- WHAT THE TASK ASKS -
Check every line below for the string "this", and copy the lines that contain it.

- EXCERPTED DATA -
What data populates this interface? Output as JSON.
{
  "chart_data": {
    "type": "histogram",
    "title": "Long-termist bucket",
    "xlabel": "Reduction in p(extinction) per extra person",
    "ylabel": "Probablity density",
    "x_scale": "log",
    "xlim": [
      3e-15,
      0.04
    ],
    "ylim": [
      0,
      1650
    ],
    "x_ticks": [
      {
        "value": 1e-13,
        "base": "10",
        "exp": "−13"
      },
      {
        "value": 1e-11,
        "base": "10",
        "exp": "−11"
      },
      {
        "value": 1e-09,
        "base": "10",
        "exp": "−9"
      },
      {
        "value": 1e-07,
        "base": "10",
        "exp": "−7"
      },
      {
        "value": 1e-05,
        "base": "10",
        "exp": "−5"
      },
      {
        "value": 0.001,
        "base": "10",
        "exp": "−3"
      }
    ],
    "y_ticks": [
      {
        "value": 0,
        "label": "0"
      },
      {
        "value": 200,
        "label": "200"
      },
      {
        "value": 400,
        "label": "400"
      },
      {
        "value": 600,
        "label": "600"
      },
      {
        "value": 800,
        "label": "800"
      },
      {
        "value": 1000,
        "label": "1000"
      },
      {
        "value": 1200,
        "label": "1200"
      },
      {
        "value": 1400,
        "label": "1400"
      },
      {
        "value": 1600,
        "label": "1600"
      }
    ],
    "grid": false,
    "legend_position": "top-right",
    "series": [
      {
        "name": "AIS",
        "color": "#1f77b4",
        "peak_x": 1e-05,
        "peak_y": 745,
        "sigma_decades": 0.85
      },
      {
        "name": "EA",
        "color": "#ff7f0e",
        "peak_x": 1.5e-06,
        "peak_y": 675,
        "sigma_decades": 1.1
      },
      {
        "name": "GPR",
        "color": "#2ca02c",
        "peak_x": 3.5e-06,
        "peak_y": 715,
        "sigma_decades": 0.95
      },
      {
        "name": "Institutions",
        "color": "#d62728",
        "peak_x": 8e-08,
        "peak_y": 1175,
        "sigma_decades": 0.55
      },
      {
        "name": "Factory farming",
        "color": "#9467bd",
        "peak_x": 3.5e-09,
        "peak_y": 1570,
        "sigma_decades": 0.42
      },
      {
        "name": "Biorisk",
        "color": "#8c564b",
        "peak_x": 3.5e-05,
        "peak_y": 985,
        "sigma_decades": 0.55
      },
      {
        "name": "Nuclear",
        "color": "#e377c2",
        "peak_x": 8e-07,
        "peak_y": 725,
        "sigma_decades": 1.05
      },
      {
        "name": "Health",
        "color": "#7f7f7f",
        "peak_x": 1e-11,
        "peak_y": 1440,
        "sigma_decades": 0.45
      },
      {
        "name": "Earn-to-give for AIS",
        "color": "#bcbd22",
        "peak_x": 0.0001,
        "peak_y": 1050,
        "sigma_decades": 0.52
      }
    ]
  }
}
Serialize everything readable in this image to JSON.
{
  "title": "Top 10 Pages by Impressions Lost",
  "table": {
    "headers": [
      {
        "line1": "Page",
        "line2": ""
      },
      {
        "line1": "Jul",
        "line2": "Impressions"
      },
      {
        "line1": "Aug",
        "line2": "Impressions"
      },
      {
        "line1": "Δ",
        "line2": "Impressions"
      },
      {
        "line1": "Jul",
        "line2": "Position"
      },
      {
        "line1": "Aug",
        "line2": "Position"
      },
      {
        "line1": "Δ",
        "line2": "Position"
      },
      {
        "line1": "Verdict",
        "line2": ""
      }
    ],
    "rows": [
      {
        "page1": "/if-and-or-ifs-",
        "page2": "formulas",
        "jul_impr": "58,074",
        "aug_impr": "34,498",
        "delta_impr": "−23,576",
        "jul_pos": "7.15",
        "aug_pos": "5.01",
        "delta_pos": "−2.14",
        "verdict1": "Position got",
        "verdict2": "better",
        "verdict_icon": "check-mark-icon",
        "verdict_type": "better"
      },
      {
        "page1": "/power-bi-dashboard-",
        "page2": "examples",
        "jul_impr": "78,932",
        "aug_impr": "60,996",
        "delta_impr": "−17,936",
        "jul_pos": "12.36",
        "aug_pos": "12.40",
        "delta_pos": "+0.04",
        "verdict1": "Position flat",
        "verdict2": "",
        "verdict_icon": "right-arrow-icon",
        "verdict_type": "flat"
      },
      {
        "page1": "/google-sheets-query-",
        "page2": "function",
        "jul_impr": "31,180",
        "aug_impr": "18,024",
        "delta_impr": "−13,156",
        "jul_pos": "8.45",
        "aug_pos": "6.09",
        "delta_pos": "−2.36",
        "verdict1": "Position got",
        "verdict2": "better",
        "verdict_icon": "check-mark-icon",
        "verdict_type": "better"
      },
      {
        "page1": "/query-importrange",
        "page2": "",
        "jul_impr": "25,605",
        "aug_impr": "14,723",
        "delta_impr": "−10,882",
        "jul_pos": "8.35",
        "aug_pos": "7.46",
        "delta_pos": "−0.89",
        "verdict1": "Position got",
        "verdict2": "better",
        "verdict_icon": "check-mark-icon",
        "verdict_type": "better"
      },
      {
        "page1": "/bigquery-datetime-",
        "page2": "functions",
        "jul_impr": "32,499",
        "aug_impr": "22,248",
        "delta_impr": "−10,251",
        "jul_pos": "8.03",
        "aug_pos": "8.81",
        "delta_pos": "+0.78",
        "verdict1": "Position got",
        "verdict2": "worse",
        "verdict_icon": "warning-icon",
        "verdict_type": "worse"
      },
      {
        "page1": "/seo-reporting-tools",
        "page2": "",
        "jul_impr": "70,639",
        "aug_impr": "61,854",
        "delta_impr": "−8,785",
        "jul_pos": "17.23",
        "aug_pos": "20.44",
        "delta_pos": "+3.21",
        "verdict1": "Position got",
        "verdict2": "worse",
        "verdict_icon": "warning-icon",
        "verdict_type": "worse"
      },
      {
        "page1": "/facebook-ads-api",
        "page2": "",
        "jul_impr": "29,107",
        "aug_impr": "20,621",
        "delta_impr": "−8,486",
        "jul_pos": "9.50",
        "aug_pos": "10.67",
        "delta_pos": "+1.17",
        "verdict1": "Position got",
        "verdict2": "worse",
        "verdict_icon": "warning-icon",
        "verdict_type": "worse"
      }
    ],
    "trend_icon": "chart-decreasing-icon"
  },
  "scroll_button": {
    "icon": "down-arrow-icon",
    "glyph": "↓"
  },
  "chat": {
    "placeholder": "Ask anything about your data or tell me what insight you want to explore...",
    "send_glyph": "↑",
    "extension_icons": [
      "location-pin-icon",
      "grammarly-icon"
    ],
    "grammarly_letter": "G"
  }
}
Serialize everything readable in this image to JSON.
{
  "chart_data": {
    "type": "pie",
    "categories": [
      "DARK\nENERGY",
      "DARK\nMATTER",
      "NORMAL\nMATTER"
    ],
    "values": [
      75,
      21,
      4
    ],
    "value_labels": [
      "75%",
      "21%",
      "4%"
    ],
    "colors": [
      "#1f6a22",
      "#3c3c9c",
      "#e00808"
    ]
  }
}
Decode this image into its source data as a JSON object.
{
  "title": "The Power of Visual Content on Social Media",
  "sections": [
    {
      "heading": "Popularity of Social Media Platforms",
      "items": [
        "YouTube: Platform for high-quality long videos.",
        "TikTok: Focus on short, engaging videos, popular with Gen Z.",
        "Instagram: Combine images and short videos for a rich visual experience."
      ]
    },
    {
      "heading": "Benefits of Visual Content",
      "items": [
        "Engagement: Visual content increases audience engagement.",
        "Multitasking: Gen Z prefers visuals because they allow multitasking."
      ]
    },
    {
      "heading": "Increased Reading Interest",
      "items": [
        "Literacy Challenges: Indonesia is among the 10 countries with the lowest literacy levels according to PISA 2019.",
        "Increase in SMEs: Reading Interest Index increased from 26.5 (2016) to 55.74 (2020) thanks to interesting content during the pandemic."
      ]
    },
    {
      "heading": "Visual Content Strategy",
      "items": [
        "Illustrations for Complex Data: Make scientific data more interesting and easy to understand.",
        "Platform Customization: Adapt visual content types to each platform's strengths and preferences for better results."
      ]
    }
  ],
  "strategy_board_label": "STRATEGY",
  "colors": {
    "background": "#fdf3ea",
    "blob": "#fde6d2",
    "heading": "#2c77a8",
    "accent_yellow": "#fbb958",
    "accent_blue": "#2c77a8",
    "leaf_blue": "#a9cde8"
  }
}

- TASK RESPONSE -
What data populates this interface? Output as JSON.
Serialize everything readable in this image to JSON.
Serialize everything readable in this image to JSON.
Decode this image into its source data as a JSON object.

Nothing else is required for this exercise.